Aim of the task
Both the line containing "Transcribe the text in this document." and the last line of the listing are included: write out exactly the lines from one to the other.
BEGIN Listed entries
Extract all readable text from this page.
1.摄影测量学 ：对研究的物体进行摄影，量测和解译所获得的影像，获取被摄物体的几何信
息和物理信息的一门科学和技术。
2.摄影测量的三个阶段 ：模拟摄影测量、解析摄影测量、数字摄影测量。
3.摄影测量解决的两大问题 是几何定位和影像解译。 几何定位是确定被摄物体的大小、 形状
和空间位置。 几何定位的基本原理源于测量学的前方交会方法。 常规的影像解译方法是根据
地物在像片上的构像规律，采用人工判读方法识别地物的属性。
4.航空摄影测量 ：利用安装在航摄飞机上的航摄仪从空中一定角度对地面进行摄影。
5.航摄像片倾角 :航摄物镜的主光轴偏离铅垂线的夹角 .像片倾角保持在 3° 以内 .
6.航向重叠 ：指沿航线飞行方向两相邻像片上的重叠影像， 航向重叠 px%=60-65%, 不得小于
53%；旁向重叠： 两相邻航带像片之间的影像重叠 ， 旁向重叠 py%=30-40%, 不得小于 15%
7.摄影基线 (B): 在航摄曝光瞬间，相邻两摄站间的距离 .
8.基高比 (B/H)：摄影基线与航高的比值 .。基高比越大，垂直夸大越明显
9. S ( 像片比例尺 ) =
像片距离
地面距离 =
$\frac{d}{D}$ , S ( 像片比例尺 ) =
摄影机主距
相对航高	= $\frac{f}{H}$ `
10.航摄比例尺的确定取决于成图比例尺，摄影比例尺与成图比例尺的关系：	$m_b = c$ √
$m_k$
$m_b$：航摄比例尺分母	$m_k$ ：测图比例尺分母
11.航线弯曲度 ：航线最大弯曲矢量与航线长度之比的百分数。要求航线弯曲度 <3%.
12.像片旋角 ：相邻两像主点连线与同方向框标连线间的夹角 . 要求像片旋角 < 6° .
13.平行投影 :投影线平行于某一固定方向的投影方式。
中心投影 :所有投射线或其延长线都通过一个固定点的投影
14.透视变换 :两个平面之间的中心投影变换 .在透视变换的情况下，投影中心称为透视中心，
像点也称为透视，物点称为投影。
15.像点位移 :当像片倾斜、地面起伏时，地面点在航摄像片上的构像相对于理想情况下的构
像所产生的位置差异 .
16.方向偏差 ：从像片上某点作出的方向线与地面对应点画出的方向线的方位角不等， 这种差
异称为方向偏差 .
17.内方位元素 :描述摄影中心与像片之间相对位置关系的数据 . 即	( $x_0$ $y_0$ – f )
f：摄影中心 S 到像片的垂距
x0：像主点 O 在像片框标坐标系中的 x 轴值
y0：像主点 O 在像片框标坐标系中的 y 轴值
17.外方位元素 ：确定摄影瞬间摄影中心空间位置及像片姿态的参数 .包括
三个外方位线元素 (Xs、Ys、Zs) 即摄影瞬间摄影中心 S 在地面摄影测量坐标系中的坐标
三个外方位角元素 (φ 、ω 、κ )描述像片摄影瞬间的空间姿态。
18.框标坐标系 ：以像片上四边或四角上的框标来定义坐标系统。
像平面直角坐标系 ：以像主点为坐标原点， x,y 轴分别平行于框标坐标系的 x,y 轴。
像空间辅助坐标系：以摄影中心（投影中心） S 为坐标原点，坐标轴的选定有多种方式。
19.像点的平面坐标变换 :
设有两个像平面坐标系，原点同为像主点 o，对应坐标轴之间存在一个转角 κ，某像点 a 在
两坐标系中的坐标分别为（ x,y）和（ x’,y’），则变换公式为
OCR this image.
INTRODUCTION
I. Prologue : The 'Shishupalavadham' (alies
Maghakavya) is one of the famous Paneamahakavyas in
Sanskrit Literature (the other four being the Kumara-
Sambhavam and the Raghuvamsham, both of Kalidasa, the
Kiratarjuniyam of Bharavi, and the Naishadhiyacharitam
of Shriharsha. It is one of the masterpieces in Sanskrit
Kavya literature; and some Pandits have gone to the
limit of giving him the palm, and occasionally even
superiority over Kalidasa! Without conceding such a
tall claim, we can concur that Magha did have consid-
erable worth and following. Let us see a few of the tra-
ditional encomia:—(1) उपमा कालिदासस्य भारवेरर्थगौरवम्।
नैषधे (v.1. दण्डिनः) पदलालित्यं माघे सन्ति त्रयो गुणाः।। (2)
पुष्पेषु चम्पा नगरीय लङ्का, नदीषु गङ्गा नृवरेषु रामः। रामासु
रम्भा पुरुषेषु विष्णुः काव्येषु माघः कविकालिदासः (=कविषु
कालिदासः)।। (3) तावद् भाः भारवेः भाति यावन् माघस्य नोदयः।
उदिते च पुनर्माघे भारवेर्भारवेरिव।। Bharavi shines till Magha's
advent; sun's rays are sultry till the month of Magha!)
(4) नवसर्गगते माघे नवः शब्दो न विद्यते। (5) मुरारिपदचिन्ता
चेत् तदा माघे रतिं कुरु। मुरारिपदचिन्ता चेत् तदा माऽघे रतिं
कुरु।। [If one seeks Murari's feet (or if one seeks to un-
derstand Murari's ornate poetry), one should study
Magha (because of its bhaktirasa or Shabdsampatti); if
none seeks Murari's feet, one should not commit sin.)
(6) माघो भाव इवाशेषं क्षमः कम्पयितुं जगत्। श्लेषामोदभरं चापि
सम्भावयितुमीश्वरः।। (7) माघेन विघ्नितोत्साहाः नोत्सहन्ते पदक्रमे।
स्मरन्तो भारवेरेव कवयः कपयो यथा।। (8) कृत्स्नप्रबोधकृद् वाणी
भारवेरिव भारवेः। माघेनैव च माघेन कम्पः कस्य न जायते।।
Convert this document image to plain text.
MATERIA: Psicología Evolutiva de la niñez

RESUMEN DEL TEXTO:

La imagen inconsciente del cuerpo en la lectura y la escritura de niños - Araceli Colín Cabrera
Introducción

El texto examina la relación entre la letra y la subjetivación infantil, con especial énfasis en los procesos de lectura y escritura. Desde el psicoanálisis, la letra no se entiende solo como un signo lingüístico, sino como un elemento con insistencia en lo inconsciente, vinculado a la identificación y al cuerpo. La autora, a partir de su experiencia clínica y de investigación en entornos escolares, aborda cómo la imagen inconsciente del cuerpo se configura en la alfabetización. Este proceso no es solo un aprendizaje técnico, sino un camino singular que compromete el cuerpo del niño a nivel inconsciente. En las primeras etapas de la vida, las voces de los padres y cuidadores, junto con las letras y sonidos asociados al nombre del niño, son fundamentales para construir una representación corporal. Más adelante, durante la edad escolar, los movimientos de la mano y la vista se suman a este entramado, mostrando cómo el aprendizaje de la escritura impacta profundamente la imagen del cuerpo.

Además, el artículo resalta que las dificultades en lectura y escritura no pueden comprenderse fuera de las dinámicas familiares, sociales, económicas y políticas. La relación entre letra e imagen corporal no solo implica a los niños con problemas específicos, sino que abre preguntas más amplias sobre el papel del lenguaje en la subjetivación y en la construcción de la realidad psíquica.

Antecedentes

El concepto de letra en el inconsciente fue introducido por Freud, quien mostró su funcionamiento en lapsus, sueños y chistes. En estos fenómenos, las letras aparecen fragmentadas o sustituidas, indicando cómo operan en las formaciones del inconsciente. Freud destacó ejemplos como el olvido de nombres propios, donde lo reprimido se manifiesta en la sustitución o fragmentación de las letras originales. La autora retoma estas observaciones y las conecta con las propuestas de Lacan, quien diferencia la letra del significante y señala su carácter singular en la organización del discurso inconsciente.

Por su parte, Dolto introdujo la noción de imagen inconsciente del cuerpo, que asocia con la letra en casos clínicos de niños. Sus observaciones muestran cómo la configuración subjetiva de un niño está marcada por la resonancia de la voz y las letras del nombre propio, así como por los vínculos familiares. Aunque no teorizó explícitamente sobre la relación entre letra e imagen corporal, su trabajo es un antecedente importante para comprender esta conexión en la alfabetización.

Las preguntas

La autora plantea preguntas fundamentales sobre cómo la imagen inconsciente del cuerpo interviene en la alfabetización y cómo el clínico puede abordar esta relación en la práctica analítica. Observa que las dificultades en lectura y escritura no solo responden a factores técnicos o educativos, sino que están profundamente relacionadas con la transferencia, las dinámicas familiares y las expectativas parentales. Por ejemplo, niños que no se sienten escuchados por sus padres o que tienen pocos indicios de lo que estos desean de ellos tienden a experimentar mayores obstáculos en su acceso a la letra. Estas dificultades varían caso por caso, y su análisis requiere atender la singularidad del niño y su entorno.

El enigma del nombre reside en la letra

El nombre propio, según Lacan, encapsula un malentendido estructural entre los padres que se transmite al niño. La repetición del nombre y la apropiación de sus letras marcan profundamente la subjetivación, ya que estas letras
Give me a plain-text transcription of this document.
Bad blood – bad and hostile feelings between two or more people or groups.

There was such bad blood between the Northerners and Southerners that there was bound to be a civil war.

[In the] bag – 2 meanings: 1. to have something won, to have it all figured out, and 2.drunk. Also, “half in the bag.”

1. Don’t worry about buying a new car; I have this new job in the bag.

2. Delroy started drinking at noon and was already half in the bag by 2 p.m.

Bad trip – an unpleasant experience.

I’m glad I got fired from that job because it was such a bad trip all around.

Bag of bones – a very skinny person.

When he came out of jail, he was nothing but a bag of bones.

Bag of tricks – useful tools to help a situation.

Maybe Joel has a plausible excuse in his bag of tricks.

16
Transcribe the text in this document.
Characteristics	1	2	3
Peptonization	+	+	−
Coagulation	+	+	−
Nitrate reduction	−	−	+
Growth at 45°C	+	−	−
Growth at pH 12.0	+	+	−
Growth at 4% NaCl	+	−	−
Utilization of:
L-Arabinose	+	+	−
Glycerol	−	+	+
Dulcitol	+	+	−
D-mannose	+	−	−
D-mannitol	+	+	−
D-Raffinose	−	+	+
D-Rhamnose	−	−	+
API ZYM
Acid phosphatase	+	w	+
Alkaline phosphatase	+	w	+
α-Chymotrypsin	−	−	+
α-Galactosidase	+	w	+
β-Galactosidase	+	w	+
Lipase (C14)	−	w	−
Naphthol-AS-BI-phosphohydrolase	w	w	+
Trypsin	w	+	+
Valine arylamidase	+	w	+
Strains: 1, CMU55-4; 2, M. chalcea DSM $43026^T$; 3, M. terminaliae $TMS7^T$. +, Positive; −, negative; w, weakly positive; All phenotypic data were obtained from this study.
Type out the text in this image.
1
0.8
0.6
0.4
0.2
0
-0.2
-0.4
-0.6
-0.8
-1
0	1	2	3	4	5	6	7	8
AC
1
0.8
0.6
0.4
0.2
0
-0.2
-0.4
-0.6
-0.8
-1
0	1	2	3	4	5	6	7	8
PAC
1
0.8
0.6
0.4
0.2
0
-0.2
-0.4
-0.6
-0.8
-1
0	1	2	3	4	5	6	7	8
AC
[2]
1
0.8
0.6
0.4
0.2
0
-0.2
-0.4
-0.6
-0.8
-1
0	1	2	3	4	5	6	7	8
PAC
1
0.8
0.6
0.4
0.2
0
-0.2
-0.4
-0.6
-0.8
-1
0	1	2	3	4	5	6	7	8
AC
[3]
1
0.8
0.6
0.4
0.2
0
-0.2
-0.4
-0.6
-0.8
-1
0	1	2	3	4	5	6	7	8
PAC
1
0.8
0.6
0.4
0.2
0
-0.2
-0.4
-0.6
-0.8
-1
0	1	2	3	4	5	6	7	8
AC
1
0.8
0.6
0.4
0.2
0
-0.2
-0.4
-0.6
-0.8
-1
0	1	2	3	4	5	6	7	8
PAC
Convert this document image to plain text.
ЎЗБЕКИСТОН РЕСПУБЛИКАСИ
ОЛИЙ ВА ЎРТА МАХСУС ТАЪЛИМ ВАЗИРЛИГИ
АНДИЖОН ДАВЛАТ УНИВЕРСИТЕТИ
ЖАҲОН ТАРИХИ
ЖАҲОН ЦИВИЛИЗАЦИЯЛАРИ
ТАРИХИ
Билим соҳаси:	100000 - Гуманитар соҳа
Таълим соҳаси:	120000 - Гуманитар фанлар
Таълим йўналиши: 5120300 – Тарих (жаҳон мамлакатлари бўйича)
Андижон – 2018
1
END Listed entries
Answer to this task
Transcribe the text in this document.
Characteristics	1	2	3
Peptonization	+	+	−
Coagulation	+	+	−
Nitrate reduction	−	−	+
Growth at 45°C	+	−	−
Growth at pH 12.0	+	+	−
Growth at 4% NaCl	+	−	−
Utilization of:
L-Arabinose	+	+	−
Glycerol	−	+	+
Dulcitol	+	+	−
D-mannose	+	−	−
D-mannitol	+	+	−
D-Raffinose	−	+	+
D-Rhamnose	−	−	+
API ZYM
Acid phosphatase	+	w	+
Alkaline phosphatase	+	w	+
α-Chymotrypsin	−	−	+
α-Galactosidase	+	w	+
β-Galactosidase	+	w	+
Lipase (C14)	−	w	−
Naphthol-AS-BI-phosphohydrolase	w	w	+
Trypsin	w	+	+
Valine arylamidase	+	w	+
Strains: 1, CMU55-4; 2, M. chalcea DSM $43026^T$; 3, M. terminaliae $TMS7^T$. +, Positive; −, negative; w, weakly positive; All phenotypic data were obtained from this study.
Type out the text in this image.
1
0.8
0.6
0.4
0.2
0
-0.2
-0.4
-0.6
-0.8
-1
0	1	2	3	4	5	6	7	8
AC
1
0.8
0.6
0.4
0.2
0
-0.2
-0.4
-0.6
-0.8
-1
0	1	2	3	4	5	6	7	8
PAC
1
0.8
0.6
0.4
0.2
0
-0.2
-0.4
-0.6
-0.8
-1
0	1	2	3	4	5	6	7	8
AC
[2]
1
0.8
0.6
0.4
0.2
0
-0.2
-0.4
-0.6
-0.8
-1
0	1	2	3	4	5	6	7	8
PAC
1
0.8
0.6
0.4
0.2
0
-0.2
-0.4
-0.6
-0.8
-1
0	1	2	3	4	5	6	7	8
AC
[3]
1
0.8
0.6
0.4
0.2
0
-0.2
-0.4
-0.6
-0.8
-1
0	1	2	3	4	5	6	7	8
PAC
1
0.8
0.6
0.4
0.2
0
-0.2
-0.4
-0.6
-0.8
-1
0	1	2	3	4	5	6	7	8
AC
1
0.8
0.6
0.4
0.2
0
-0.2
-0.4
-0.6
-0.8
-1
0	1	2	3	4	5	6	7	8
PAC
Convert this document image to plain text.
ЎЗБЕКИСТОН РЕСПУБЛИКАСИ
ОЛИЙ ВА ЎРТА МАХСУС ТАЪЛИМ ВАЗИРЛИГИ
АНДИЖОН ДАВЛАТ УНИВЕРСИТЕТИ
ЖАҲОН ТАРИХИ
ЖАҲОН ЦИВИЛИЗАЦИЯЛАРИ
ТАРИХИ
Билим соҳаси:	100000 - Гуманитар соҳа
Таълим соҳаси:	120000 - Гуманитар фанлар
Таълим йўналиши: 5120300 – Тарих (жаҳон мамлакатлари бўйича)
Андижон – 2018
1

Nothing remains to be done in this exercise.